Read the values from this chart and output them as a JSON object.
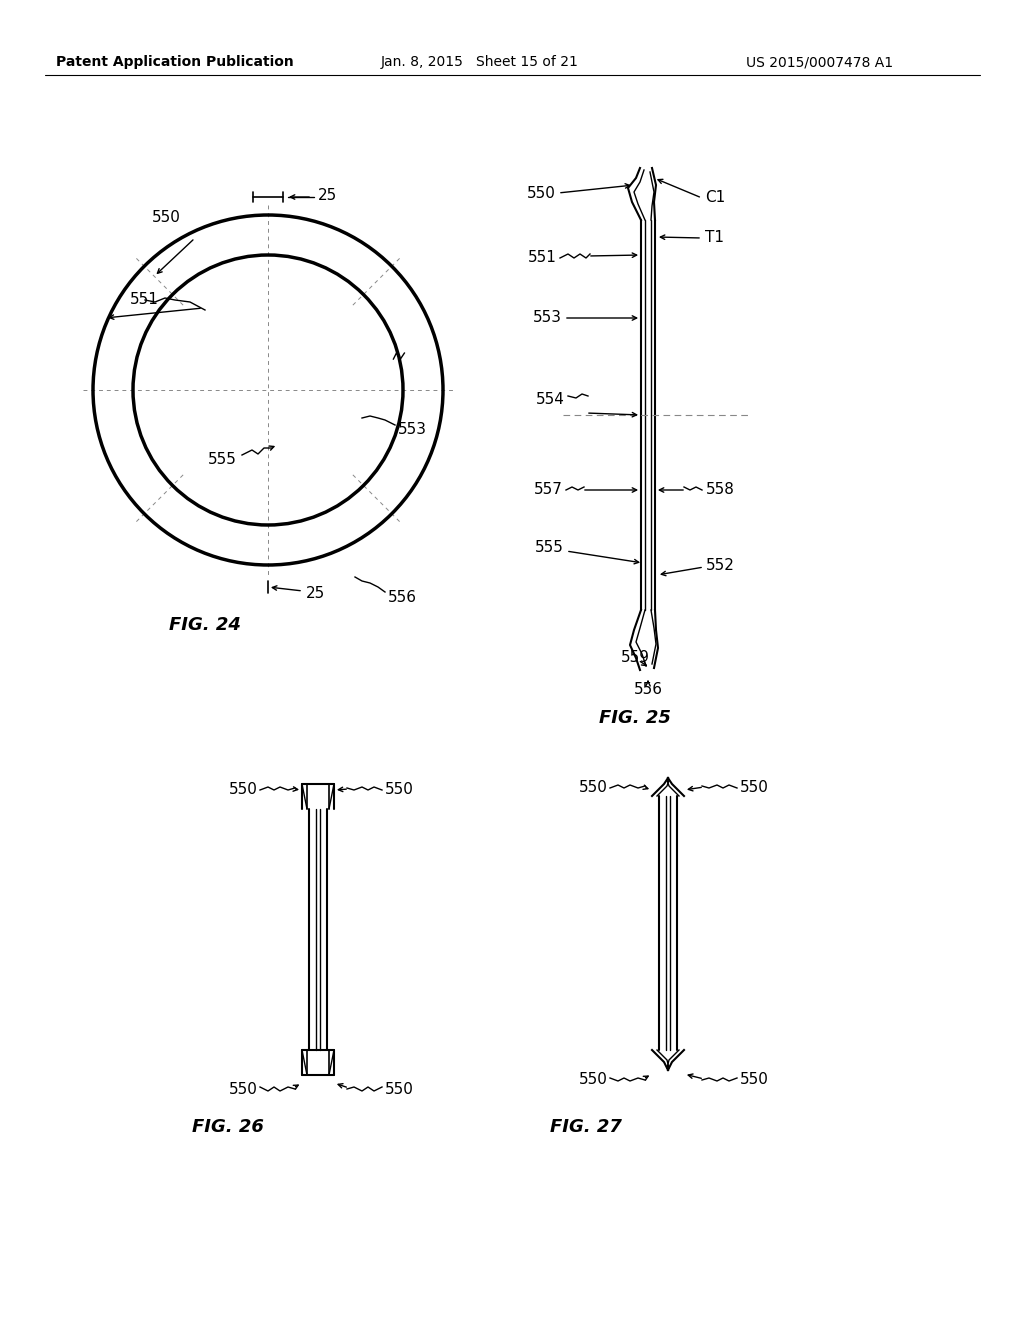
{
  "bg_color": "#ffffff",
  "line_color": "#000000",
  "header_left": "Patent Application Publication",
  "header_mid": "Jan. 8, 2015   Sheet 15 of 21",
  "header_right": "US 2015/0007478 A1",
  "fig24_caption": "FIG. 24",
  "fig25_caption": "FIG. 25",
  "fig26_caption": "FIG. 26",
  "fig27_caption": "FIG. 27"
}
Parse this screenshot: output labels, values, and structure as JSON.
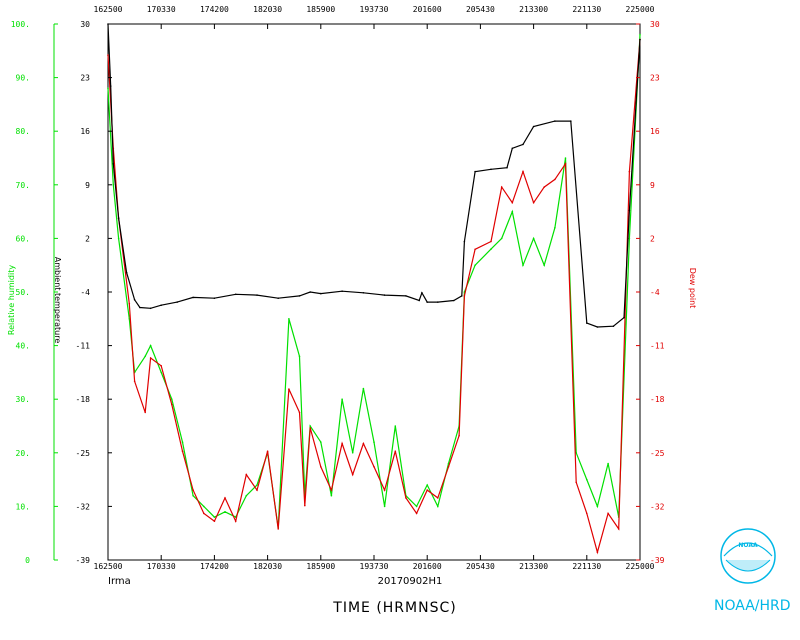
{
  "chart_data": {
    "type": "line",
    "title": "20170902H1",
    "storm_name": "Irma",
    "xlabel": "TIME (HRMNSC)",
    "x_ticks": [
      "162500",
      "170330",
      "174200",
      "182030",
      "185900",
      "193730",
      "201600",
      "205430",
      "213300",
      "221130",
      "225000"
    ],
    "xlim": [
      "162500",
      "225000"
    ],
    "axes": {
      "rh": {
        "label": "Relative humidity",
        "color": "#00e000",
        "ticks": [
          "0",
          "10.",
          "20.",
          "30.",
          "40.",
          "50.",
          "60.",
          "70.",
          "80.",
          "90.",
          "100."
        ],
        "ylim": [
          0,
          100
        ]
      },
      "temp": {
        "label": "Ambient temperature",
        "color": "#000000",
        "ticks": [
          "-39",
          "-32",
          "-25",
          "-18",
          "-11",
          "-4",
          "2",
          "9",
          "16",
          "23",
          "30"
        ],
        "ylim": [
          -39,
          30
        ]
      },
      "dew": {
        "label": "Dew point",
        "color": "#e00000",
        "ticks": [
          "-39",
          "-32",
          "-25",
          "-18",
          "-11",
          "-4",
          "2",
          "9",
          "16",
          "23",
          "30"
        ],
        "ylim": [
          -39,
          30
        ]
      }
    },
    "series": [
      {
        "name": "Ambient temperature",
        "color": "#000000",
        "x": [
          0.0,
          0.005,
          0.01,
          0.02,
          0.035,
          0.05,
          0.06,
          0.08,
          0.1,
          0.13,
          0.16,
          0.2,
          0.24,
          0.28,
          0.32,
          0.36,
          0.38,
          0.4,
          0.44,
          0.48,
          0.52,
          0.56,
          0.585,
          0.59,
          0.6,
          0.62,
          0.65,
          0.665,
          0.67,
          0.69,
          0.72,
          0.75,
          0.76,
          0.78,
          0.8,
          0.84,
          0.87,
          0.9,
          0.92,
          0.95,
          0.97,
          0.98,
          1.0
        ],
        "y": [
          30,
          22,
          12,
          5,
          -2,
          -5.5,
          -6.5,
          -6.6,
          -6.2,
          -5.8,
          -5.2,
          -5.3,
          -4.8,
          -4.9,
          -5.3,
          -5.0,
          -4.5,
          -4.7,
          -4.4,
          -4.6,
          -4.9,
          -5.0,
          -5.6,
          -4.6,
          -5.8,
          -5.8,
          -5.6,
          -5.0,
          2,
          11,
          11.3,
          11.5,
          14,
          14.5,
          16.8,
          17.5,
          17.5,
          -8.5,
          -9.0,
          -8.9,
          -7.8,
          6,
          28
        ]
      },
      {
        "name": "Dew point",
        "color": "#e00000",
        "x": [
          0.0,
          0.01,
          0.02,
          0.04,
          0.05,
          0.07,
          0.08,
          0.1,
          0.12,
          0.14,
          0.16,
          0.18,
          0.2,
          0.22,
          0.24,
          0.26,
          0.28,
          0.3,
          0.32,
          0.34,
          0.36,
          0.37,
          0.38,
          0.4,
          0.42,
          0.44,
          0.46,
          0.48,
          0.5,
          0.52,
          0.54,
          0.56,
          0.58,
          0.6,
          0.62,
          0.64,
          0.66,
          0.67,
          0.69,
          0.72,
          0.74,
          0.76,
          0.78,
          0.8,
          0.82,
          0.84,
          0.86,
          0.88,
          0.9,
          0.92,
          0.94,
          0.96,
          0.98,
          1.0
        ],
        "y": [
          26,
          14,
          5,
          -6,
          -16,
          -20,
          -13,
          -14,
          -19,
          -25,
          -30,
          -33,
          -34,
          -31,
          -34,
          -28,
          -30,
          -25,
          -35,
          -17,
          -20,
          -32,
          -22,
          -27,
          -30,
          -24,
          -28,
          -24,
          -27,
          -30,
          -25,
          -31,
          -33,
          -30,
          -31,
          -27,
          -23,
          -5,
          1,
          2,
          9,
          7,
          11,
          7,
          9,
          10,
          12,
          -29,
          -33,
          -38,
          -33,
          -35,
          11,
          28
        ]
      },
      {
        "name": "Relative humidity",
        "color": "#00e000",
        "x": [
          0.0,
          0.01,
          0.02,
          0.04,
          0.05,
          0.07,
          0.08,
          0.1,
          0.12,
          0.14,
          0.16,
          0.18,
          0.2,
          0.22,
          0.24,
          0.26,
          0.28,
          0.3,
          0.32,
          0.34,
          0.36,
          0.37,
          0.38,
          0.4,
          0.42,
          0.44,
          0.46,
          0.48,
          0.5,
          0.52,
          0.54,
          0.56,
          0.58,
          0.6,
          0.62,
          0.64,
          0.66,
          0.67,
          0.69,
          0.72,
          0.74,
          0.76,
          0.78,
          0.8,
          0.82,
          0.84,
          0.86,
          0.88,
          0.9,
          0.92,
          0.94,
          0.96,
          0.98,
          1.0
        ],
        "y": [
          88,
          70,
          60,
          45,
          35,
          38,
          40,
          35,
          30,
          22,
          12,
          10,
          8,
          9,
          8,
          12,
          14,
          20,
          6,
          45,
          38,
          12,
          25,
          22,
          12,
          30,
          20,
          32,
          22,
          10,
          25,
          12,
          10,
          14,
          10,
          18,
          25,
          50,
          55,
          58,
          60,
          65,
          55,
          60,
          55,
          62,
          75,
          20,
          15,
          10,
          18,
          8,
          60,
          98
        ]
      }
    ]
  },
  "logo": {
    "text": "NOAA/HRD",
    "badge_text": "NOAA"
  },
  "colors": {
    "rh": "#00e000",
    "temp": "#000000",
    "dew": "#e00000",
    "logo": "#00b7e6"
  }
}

--*--

Work to complete =>
Copy each line of the data that contains the word "output".

Expected answer =>
Read the values from this chart and output them as a JSON object.
Parse this screenshot: output labels, values, and structure as JSON.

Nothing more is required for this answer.